begin Records shown

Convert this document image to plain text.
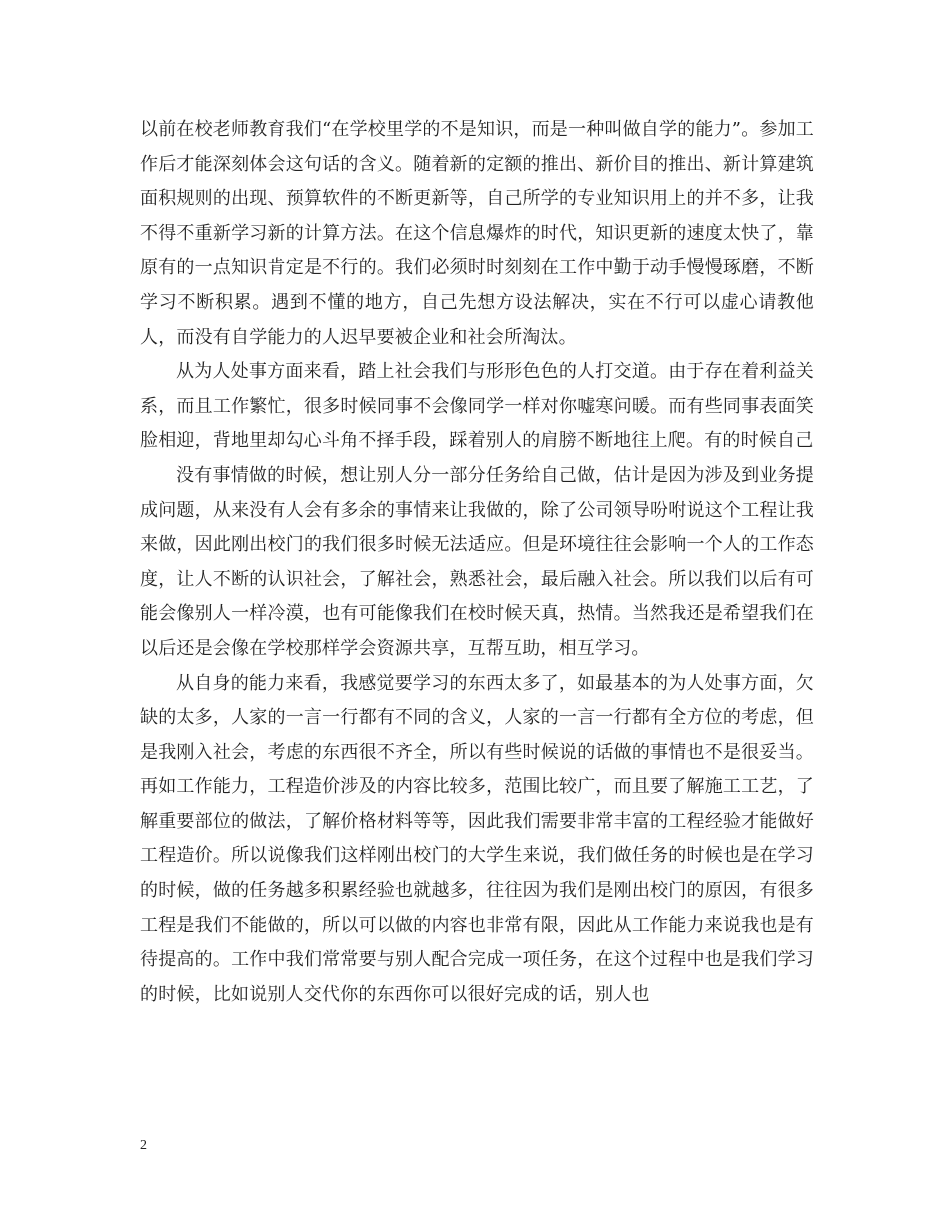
以前在校老师教育我们“在学校里学的不是知识，而是一种叫做自学的能力”。参加工作后才能深刻体会这句话的含义。随着新的定额的推出、新价目的推出、新计算建筑面积规则的出现、预算软件的不断更新等，自己所学的专业知识用上的并不多，让我不得不重新学习新的计算方法。在这个信息爆炸的时代，知识更新的速度太快了，靠原有的一点知识肯定是不行的。我们必须时时刻刻在工作中勤于动手慢慢琢磨，不断学习不断积累。遇到不懂的地方，自己先想方设法解决，实在不行可以虚心请教他人，而没有自学能力的人迟早要被企业和社会所淘汰。

从为人处事方面来看，踏上社会我们与形形色色的人打交道。由于存在着利益关系，而且工作繁忙，很多时候同事不会像同学一样对你嘘寒问暖。而有些同事表面笑脸相迎，背地里却勾心斗角不择手段，踩着别人的肩膀不断地往上爬。有的时候自己

没有事情做的时候，想让别人分一部分任务给自己做，估计是因为涉及到业务提成问题，从来没有人会有多余的事情来让我做的，除了公司领导吩咐说这个工程让我来做，因此刚出校门的我们很多时候无法适应。但是环境往往会影响一个人的工作态度，让人不断的认识社会，了解社会，熟悉社会，最后融入社会。所以我们以后有可能会像别人一样冷漠，也有可能像我们在校时候天真，热情。当然我还是希望我们在以后还是会像在学校那样学会资源共享，互帮互助，相互学习。

从自身的能力来看，我感觉要学习的东西太多了，如最基本的为人处事方面，欠缺的太多，人家的一言一行都有不同的含义，人家的一言一行都有全方位的考虑，但是我刚入社会，考虑的东西很不齐全，所以有些时候说的话做的事情也不是很妥当。再如工作能力，工程造价涉及的内容比较多，范围比较广，而且要了解施工工艺，了解重要部位的做法，了解价格材料等等，因此我们需要非常丰富的工程经验才能做好工程造价。所以说像我们这样刚出校门的大学生来说，我们做任务的时候也是在学习的时候，做的任务越多积累经验也就越多，往往因为我们是刚出校门的原因，有很多工程是我们不能做的，所以可以做的内容也非常有限，因此从工作能力来说我也是有待提高的。工作中我们常常要与别人配合完成一项任务，在这个过程中也是我们学习的时候，比如说别人交代你的东西你可以很好完成的话，别人也

2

end Records shown

Instructions to follow: Quote the material in full and exactly; do not carry over its pictures.

Task solution:
Convert this document image to plain text.
以前在校老师教育我们“在学校里学的不是知识，而是一种叫做自学的能力”。参加工作后才能深刻体会这句话的含义。随着新的定额的推出、新价目的推出、新计算建筑面积规则的出现、预算软件的不断更新等，自己所学的专业知识用上的并不多，让我不得不重新学习新的计算方法。在这个信息爆炸的时代，知识更新的速度太快了，靠原有的一点知识肯定是不行的。我们必须时时刻刻在工作中勤于动手慢慢琢磨，不断学习不断积累。遇到不懂的地方，自己先想方设法解决，实在不行可以虚心请教他人，而没有自学能力的人迟早要被企业和社会所淘汰。

从为人处事方面来看，踏上社会我们与形形色色的人打交道。由于存在着利益关系，而且工作繁忙，很多时候同事不会像同学一样对你嘘寒问暖。而有些同事表面笑脸相迎，背地里却勾心斗角不择手段，踩着别人的肩膀不断地往上爬。有的时候自己

没有事情做的时候，想让别人分一部分任务给自己做，估计是因为涉及到业务提成问题，从来没有人会有多余的事情来让我做的，除了公司领导吩咐说这个工程让我来做，因此刚出校门的我们很多时候无法适应。但是环境往往会影响一个人的工作态度，让人不断的认识社会，了解社会，熟悉社会，最后融入社会。所以我们以后有可能会像别人一样冷漠，也有可能像我们在校时候天真，热情。当然我还是希望我们在以后还是会像在学校那样学会资源共享，互帮互助，相互学习。

从自身的能力来看，我感觉要学习的东西太多了，如最基本的为人处事方面，欠缺的太多，人家的一言一行都有不同的含义，人家的一言一行都有全方位的考虑，但是我刚入社会，考虑的东西很不齐全，所以有些时候说的话做的事情也不是很妥当。再如工作能力，工程造价涉及的内容比较多，范围比较广，而且要了解施工工艺，了解重要部位的做法，了解价格材料等等，因此我们需要非常丰富的工程经验才能做好工程造价。所以说像我们这样刚出校门的大学生来说，我们做任务的时候也是在学习的时候，做的任务越多积累经验也就越多，往往因为我们是刚出校门的原因，有很多工程是我们不能做的，所以可以做的内容也非常有限，因此从工作能力来说我也是有待提高的。工作中我们常常要与别人配合完成一项任务，在这个过程中也是我们学习的时候，比如说别人交代你的东西你可以很好完成的话，别人也

2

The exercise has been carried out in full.